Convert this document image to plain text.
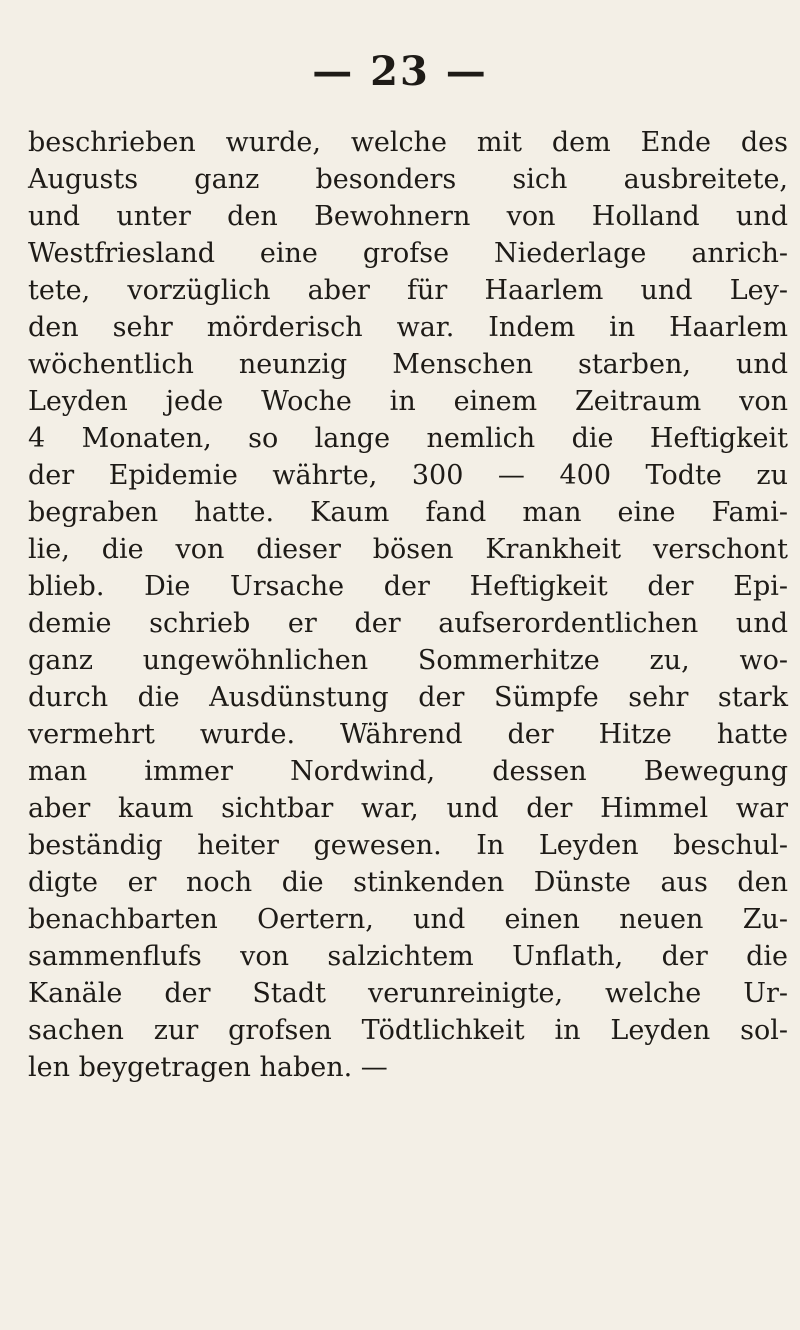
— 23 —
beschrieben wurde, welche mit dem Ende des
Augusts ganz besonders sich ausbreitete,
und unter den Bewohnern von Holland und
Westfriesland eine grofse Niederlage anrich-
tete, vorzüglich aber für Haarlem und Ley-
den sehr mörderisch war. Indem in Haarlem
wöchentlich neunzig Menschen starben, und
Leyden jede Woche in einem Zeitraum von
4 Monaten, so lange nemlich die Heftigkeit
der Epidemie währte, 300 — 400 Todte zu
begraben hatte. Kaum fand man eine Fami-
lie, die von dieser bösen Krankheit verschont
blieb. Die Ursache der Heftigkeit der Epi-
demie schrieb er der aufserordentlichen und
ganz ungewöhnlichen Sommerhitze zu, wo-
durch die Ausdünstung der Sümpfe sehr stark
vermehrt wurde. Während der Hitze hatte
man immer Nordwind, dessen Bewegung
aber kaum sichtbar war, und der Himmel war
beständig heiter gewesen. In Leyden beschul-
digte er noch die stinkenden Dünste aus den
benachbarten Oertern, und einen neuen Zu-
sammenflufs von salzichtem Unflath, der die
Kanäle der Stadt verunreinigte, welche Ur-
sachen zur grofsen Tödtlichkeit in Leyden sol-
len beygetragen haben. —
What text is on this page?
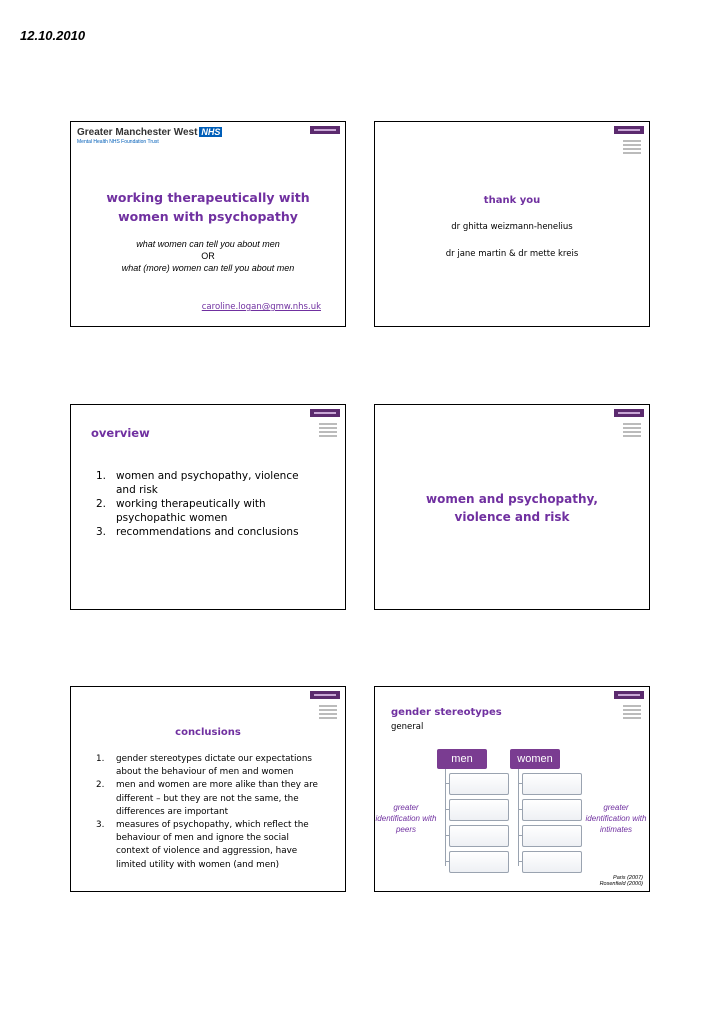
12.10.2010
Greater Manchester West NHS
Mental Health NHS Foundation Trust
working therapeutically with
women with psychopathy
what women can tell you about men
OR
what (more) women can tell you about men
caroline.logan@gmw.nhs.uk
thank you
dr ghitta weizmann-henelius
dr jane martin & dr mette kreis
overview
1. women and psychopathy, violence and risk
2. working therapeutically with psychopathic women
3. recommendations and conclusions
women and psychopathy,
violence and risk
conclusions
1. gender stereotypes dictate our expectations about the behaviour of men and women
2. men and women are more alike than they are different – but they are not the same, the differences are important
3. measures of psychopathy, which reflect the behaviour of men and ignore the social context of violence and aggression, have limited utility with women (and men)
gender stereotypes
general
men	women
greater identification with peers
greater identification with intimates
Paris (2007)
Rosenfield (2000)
━━━━━━━━
Exercise task: Extract all lines of the records above that include "tell".

Result below:
what women can tell you about men
what (more) women can tell you about men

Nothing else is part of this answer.